Here are some records; quote them exactly, leaving out the pictures.

########

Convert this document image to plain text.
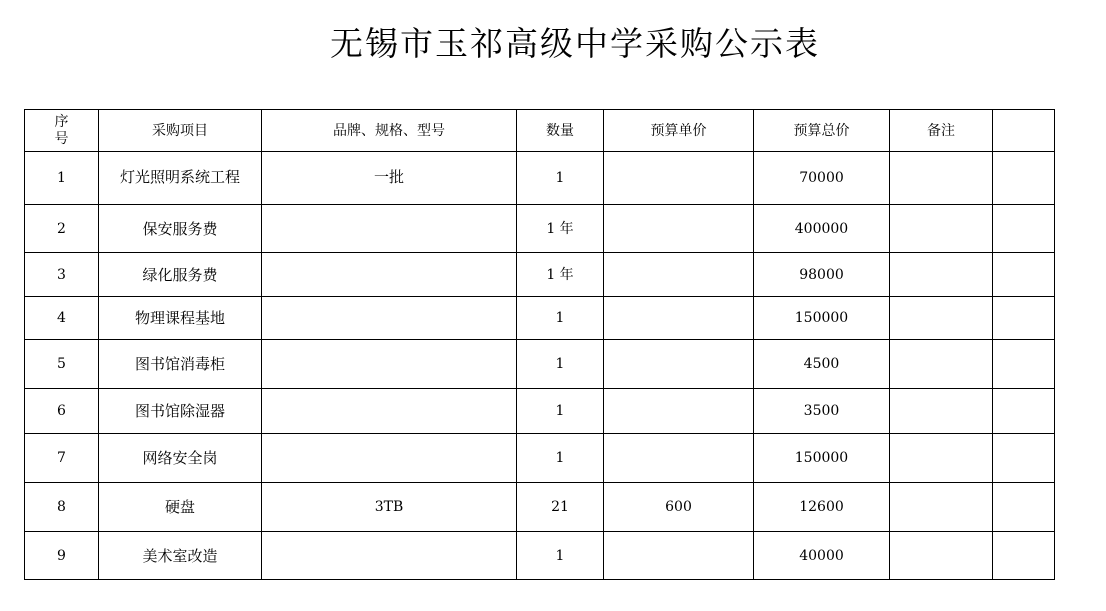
无锡市玉祁高级中学采购公示表
序号	采购项目	品牌、规格、型号	数量	预算单价	预算总价	备注	
1	灯光照明系统工程	一批	1		70000		
2	保安服务费		1 年		400000		
3	绿化服务费		1 年		98000		
4	物理课程基地		1		150000		
5	图书馆消毒柜		1		4500		
6	图书馆除湿器		1		3500		
7	网络安全岗		1		150000		
8	硬盘	3TB	21	600	12600		
9	美术室改造		1		40000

########

**Output of the exercise**
Convert this document image to plain text.
无锡市玉祁高级中学采购公示表
序号	采购项目	品牌、规格、型号	数量	预算单价	预算总价	备注	
1	灯光照明系统工程	一批	1		70000		
2	保安服务费		1 年		400000		
3	绿化服务费		1 年		98000		
4	物理课程基地		1		150000		
5	图书馆消毒柜		1		4500		
6	图书馆除湿器		1		3500		
7	网络安全岗		1		150000		
8	硬盘	3TB	21	600	12600		
9	美术室改造		1		40000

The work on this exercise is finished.